Task goal =>
Turn the lines below into a Markdown table with two columns, Row for a running number and Line for the line itself, and leave out any blank lines. Begin at the line that has "candle-body: [299, 297, 302, 302]", stop after the line that has "volume-bar: [396, 367, 400, 373]", and include only those lines.

Supplied material =>
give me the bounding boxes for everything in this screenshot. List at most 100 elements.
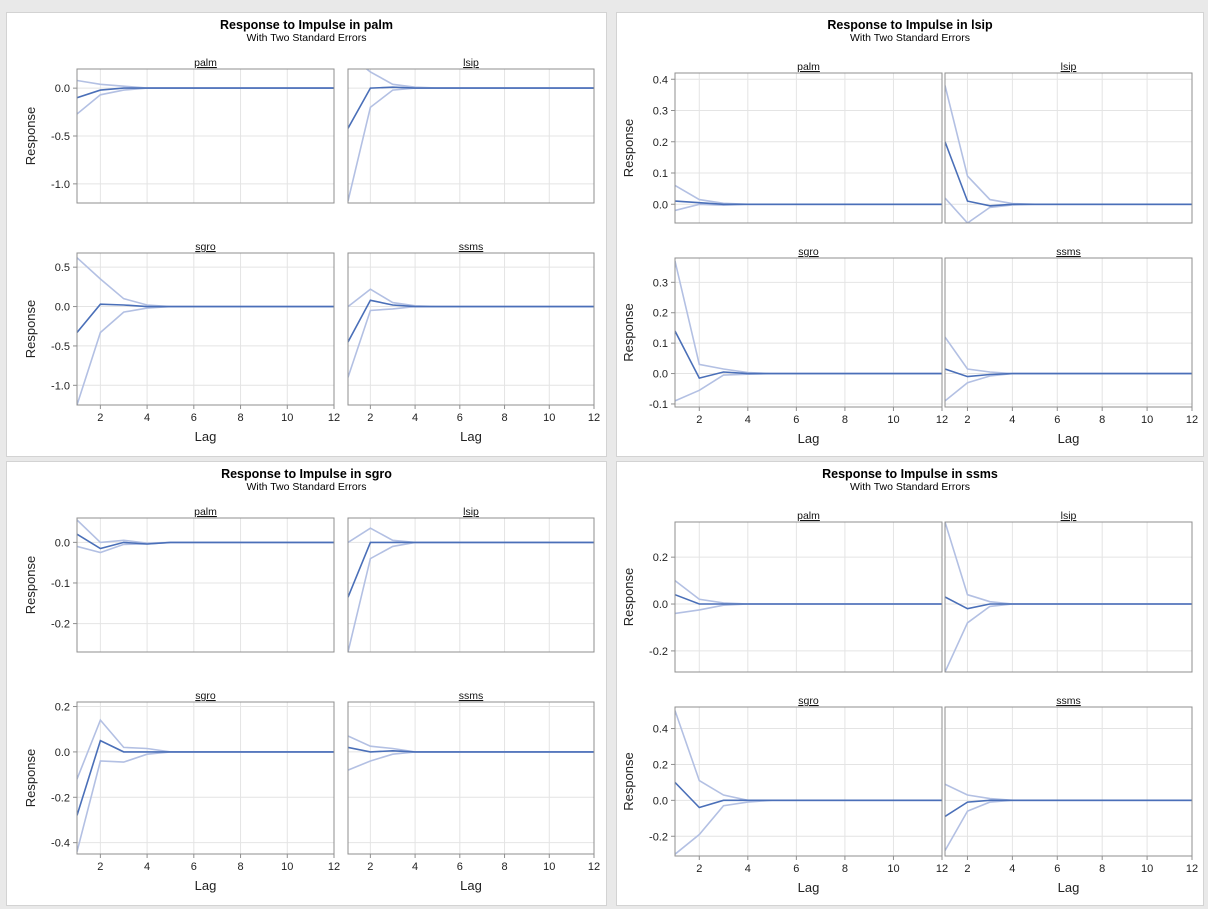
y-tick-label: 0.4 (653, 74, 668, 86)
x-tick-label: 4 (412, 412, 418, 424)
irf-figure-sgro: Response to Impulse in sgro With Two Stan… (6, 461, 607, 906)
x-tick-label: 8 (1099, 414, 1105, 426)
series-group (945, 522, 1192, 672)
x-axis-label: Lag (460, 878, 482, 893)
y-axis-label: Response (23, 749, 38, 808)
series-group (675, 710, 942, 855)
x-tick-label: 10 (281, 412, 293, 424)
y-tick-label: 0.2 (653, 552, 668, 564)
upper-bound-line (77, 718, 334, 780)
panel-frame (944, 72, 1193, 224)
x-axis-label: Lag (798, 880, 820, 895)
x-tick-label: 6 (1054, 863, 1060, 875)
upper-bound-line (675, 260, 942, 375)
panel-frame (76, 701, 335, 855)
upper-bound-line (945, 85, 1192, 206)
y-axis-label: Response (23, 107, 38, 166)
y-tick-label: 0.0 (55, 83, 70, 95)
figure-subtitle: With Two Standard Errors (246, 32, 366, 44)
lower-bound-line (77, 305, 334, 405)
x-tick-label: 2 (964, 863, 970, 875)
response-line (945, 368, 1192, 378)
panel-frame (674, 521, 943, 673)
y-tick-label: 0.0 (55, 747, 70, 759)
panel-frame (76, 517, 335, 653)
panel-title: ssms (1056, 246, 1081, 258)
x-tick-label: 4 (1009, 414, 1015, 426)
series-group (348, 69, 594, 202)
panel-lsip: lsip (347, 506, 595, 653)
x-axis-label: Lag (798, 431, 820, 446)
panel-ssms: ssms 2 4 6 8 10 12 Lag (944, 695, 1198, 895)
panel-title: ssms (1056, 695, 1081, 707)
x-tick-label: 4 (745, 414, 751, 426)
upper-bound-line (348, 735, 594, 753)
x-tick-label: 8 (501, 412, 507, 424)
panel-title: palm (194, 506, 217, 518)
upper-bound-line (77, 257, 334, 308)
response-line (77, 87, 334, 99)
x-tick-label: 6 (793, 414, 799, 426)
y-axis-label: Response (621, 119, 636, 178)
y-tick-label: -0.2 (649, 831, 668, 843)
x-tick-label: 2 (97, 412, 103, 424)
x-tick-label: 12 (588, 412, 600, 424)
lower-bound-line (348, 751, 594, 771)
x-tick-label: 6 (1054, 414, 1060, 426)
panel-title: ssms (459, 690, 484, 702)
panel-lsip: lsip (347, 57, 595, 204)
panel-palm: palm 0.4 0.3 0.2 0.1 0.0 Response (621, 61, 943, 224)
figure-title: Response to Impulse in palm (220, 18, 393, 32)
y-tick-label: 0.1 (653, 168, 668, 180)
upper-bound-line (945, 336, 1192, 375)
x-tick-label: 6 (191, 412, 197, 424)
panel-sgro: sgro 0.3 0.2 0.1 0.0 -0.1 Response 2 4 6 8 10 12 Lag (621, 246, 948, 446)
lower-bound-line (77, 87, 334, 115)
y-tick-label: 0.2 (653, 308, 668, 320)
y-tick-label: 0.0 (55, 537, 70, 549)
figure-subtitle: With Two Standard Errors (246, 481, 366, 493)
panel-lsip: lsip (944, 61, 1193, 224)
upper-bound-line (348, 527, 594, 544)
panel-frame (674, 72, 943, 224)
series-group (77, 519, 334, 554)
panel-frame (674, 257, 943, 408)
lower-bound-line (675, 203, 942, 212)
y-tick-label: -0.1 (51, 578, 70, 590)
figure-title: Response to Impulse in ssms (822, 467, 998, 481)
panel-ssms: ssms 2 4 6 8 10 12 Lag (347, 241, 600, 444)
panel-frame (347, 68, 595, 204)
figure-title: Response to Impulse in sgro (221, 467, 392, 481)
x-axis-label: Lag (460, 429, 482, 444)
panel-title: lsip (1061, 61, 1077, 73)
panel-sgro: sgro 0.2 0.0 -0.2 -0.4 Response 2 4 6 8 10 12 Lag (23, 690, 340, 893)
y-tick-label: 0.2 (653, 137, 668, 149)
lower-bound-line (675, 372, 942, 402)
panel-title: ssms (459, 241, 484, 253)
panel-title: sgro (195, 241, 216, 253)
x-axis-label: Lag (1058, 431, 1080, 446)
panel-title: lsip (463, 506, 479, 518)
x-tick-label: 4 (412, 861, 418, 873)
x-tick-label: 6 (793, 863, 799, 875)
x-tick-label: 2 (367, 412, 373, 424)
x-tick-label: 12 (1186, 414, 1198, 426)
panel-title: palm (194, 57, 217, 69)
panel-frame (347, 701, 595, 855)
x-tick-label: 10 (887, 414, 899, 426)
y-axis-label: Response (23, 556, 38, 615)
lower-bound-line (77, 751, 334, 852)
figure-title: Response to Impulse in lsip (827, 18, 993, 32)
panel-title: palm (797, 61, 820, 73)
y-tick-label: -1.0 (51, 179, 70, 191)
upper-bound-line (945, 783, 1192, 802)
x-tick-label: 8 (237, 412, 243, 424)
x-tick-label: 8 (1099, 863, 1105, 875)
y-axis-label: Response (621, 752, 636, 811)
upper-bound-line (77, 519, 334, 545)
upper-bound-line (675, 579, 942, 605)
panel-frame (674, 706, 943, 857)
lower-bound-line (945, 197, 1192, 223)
--
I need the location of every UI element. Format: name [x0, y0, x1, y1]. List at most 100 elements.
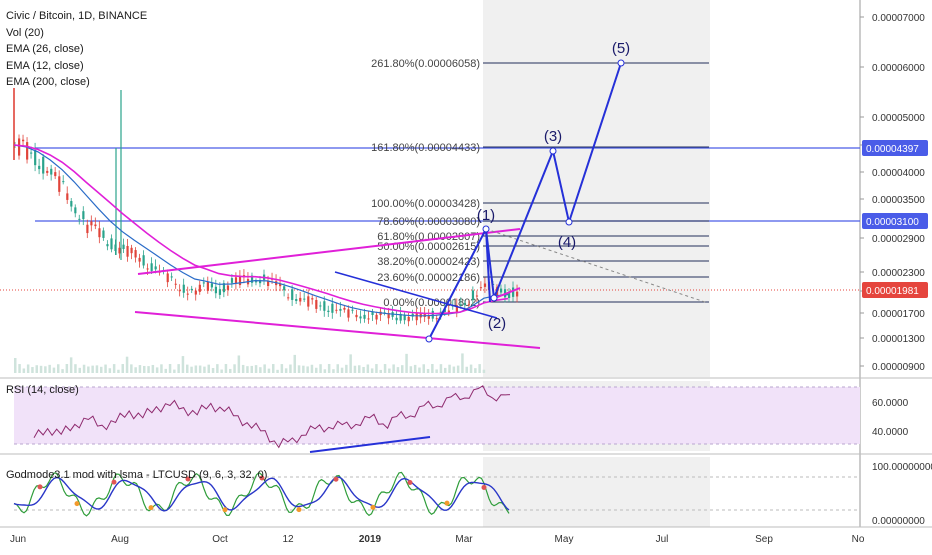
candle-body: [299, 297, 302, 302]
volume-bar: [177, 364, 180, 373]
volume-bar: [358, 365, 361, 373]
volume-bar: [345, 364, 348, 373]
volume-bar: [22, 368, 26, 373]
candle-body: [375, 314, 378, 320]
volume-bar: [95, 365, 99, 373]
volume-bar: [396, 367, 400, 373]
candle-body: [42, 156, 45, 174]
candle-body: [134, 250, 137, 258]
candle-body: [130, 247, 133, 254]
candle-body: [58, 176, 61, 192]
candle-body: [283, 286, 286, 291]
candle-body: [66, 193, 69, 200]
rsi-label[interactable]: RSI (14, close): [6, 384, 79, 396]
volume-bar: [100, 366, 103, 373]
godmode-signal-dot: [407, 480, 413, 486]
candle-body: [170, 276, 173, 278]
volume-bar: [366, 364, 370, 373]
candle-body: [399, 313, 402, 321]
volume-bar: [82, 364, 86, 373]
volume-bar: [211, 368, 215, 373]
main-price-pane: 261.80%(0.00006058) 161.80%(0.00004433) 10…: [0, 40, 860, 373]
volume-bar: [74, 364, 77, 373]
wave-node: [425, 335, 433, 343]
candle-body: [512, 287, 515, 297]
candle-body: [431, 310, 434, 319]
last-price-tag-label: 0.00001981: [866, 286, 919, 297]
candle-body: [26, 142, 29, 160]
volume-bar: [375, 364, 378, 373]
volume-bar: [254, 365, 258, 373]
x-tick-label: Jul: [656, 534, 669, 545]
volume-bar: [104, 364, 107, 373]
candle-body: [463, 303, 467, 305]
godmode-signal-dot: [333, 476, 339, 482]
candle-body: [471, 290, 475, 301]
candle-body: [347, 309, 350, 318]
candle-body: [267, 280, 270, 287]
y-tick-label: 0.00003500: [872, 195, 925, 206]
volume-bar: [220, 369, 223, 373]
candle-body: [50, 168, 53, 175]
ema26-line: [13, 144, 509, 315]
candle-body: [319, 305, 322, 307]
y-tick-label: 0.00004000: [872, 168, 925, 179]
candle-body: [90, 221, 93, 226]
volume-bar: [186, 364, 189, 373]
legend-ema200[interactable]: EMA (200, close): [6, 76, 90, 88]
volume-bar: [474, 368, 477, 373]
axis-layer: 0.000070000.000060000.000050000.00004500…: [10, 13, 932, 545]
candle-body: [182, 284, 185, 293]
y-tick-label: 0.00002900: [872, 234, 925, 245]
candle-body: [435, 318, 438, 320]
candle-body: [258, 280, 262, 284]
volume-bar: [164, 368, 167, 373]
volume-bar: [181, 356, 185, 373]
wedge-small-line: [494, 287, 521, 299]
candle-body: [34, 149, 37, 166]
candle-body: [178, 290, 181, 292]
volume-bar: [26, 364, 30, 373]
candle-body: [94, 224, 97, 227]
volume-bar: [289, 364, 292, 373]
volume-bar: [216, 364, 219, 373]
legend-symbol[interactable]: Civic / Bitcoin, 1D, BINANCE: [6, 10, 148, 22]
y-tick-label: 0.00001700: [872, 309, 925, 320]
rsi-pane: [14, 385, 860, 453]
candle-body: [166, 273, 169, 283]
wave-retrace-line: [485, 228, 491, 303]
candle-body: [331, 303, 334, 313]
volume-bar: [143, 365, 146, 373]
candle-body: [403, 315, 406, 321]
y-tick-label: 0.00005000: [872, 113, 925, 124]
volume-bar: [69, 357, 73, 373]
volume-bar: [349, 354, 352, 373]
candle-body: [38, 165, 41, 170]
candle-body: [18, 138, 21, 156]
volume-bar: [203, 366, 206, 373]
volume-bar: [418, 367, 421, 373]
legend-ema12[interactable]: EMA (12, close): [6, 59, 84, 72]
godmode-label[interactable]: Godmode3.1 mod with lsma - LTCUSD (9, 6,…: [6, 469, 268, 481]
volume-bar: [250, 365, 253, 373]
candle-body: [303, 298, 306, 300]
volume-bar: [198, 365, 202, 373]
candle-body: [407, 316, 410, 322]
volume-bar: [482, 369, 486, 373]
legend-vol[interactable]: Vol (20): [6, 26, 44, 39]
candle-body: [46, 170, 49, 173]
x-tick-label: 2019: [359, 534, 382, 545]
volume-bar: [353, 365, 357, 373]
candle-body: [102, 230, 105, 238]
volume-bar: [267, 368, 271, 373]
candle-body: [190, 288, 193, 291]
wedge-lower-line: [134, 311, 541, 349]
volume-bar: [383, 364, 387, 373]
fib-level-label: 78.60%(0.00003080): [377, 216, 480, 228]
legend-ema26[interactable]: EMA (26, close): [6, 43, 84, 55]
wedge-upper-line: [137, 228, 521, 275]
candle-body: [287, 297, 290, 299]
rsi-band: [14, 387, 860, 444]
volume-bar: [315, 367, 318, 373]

The solution =>
| Row | Line |
|---|---|
| 1 | candle-body: [299, 297, 302, 302] |
| 2 | volume-bar: [177, 364, 180, 373] |
| 3 | volume-bar: [358, 365, 361, 373] |
| 4 | volume-bar: [345, 364, 348, 373] |
| 5 | volume-bar: [22, 368, 26, 373] |
| 6 | candle-body: [375, 314, 378, 320] |
| 7 | volume-bar: [95, 365, 99, 373] |
| 8 | volume-bar: [396, 367, 400, 373] |